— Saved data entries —
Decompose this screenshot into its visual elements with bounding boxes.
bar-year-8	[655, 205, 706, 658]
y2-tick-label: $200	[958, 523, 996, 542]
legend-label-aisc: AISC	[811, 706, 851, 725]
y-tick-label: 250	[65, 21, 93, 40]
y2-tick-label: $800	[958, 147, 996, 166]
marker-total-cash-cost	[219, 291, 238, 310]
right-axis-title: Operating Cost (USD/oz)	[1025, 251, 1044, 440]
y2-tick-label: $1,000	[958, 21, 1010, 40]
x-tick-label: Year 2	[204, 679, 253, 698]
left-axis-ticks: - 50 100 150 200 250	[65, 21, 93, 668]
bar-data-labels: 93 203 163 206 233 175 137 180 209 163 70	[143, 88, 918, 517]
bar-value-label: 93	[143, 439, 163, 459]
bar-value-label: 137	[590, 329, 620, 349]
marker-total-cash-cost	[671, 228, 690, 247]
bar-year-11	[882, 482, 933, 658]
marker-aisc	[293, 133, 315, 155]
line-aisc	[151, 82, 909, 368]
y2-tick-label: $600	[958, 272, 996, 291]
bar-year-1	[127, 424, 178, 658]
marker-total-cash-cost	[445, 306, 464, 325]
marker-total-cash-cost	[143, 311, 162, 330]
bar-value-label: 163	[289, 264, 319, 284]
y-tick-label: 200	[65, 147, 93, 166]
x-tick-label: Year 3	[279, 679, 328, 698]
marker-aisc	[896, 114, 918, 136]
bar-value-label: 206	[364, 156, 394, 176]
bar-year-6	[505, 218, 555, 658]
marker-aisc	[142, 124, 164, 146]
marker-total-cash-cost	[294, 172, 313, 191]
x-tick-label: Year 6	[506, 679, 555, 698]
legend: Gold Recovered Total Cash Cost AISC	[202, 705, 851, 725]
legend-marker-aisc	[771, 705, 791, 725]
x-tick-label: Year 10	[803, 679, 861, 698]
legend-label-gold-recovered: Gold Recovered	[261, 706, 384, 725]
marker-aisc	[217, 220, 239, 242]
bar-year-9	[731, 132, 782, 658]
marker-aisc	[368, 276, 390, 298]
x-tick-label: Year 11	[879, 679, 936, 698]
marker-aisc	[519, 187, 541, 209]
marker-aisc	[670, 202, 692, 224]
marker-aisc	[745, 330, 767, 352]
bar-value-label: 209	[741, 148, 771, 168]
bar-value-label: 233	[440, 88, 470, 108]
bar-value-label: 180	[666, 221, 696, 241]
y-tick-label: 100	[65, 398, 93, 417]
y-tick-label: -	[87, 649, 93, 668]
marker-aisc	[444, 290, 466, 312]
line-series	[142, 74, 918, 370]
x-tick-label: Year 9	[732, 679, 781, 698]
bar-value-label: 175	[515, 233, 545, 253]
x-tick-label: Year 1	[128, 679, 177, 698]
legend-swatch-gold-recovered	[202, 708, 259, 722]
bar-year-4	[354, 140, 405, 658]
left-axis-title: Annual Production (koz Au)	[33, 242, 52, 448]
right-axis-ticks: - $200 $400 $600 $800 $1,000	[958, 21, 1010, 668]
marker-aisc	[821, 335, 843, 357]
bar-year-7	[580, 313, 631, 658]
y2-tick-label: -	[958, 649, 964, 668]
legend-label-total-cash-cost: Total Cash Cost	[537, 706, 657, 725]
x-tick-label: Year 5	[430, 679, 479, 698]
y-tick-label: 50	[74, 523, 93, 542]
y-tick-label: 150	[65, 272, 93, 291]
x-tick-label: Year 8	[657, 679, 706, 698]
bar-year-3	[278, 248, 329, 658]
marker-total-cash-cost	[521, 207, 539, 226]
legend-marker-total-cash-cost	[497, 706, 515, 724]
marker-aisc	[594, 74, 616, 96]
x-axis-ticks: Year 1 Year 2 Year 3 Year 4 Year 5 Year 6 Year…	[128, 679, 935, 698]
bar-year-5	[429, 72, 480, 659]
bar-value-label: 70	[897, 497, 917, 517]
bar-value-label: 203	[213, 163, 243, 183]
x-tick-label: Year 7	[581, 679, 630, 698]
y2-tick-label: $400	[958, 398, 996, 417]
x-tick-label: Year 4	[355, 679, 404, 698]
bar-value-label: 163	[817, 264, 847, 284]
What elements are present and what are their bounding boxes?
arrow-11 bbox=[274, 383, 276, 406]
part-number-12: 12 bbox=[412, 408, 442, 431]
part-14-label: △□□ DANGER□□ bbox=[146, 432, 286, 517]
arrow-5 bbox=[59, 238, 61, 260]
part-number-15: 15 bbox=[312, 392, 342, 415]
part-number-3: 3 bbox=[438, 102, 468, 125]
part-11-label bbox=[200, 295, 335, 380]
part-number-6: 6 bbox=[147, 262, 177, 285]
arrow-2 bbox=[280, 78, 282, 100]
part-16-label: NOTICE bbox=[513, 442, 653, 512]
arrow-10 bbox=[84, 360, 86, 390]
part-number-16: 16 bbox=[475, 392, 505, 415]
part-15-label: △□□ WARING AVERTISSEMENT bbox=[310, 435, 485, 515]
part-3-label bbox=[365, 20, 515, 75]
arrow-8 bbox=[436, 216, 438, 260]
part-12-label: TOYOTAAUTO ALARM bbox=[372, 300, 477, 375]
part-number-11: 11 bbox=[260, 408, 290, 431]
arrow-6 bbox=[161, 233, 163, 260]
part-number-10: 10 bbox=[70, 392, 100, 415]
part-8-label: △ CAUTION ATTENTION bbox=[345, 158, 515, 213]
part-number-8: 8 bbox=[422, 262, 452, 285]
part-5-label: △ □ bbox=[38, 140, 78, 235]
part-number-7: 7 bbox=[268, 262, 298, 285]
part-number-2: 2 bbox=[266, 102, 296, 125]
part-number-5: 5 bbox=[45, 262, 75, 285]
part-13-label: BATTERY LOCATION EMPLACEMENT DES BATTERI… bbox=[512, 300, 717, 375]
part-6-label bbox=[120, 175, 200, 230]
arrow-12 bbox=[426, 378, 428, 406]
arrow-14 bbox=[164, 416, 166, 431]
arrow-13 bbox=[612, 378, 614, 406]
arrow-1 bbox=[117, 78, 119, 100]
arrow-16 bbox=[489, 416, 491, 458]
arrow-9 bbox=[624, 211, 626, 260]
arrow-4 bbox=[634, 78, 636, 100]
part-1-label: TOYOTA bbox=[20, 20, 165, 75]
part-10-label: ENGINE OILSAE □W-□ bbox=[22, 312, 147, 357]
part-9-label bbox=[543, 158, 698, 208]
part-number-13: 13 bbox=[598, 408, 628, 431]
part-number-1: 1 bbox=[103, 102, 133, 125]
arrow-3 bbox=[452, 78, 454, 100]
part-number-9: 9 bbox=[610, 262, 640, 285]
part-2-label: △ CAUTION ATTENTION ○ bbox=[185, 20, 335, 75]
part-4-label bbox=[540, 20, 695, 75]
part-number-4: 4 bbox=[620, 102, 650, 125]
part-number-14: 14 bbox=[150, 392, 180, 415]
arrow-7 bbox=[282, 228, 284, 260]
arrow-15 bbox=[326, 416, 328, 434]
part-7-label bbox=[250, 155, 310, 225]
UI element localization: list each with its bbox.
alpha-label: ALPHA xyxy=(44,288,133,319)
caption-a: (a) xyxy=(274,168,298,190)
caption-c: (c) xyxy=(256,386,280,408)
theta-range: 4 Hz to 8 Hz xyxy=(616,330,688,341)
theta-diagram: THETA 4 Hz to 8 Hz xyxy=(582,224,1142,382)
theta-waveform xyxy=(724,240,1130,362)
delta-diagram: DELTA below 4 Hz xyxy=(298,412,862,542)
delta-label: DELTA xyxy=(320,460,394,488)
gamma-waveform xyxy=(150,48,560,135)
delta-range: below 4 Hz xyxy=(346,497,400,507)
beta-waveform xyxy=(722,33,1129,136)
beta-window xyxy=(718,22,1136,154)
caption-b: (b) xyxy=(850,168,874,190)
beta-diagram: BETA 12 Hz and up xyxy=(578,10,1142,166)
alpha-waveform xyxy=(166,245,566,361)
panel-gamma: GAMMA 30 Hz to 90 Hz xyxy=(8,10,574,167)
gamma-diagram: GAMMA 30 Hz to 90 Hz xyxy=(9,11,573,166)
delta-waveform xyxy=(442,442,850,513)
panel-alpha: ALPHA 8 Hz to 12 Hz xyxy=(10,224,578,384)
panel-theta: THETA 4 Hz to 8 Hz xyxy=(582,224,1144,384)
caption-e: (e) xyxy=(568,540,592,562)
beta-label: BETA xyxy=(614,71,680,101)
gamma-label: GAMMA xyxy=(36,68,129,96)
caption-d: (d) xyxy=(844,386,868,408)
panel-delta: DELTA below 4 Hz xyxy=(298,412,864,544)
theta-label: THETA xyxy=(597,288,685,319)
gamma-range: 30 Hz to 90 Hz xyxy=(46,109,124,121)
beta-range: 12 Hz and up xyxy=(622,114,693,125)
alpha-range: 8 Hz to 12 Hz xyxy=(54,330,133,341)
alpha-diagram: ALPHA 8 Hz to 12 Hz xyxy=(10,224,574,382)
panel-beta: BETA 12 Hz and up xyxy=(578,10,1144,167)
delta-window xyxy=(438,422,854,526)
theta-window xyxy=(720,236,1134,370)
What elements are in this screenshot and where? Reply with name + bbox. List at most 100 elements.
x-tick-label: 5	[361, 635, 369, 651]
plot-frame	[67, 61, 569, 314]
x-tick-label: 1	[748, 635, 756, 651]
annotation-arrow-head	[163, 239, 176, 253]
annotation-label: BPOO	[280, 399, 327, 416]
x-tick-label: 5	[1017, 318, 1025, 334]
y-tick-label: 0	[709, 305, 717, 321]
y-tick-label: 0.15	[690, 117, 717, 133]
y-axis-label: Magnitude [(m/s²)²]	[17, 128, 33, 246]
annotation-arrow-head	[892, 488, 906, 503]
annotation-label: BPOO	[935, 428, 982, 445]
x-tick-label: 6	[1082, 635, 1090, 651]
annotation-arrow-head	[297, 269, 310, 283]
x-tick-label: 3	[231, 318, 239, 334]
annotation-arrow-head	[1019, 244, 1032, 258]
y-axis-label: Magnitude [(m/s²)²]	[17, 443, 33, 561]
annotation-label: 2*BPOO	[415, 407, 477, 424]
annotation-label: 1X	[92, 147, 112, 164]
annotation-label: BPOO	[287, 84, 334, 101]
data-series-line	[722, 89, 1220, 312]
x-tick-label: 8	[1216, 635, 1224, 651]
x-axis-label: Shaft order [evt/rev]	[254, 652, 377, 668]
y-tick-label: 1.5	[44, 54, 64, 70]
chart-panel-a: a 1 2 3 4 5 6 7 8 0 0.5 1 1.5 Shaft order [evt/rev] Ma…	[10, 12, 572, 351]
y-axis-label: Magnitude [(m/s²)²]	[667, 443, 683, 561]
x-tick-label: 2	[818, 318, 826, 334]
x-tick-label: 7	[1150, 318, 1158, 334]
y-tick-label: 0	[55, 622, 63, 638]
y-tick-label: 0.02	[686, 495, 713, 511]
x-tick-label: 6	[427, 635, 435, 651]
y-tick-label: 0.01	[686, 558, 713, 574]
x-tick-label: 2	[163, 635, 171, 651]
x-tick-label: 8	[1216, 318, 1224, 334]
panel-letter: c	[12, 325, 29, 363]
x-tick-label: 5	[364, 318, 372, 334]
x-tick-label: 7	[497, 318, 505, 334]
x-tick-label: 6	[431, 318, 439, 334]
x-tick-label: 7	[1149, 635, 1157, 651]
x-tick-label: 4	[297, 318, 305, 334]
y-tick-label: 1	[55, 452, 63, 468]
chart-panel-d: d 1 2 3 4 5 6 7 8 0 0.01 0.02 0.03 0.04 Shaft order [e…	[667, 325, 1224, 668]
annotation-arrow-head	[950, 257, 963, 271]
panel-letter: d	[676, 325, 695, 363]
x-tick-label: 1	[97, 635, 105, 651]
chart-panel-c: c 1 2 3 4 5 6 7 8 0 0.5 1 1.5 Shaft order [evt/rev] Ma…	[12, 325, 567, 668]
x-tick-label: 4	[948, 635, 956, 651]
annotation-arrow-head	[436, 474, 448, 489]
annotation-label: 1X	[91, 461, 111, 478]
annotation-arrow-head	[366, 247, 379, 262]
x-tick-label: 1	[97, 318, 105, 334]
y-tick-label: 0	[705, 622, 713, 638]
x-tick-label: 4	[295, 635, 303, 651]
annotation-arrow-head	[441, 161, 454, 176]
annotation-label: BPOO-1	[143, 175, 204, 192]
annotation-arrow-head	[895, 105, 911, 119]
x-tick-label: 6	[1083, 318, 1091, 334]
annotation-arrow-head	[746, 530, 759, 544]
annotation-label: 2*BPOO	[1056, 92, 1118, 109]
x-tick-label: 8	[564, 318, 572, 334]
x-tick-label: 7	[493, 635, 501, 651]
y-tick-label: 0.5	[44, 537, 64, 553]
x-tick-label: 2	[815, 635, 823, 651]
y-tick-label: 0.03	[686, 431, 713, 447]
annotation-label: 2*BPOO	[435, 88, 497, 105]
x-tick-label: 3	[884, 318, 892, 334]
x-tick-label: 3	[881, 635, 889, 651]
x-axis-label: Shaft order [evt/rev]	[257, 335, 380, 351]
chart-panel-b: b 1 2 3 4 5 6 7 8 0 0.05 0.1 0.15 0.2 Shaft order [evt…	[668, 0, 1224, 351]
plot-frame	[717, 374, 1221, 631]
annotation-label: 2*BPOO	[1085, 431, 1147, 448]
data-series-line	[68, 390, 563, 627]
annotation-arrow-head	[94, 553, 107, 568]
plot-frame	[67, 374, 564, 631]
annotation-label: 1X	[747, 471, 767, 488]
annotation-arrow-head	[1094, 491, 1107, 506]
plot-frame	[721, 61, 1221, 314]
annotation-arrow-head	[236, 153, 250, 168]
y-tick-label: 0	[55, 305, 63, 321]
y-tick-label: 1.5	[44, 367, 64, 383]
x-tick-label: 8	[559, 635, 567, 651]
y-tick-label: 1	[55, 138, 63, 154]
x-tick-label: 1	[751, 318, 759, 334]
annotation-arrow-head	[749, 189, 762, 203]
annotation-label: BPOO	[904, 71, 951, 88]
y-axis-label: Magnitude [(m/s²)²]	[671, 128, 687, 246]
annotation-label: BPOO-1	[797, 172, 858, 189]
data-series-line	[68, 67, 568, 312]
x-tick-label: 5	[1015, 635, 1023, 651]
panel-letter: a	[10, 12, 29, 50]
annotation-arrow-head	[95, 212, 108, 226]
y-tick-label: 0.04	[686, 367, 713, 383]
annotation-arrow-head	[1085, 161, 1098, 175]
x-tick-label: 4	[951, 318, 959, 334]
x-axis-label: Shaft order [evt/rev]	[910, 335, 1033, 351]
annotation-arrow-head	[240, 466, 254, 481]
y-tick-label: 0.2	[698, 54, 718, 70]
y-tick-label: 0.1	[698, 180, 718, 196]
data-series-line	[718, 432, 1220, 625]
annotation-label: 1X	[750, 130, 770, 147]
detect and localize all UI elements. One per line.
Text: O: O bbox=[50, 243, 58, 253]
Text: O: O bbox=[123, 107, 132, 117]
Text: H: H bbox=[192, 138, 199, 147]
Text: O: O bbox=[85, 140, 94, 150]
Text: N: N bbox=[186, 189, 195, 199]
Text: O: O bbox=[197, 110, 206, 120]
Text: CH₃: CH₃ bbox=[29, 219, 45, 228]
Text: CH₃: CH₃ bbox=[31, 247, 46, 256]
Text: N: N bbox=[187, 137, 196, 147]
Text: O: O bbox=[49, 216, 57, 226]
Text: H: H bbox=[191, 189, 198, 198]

— GIVEN TASK —
Format the lines of the records above as a numbered list, starting at the first line and ending at the line that contains "21, 1010, 40]", both included. Leave out any blank lines.

— EXPECTED OUTPUT —
1. Decompose this screenshot into its visual elements with bounding boxes.
2. bar-year-8	[655, 205, 706, 658]
3. y2-tick-label: $200	[958, 523, 996, 542]
4. legend-label-aisc: AISC	[811, 706, 851, 725]
5. y-tick-label: 250	[65, 21, 93, 40]
6. y2-tick-label: $800	[958, 147, 996, 166]
7. marker-total-cash-cost	[219, 291, 238, 310]
8. right-axis-title: Operating Cost (USD/oz)	[1025, 251, 1044, 440]
9. y2-tick-label: $1,000	[958, 21, 1010, 40]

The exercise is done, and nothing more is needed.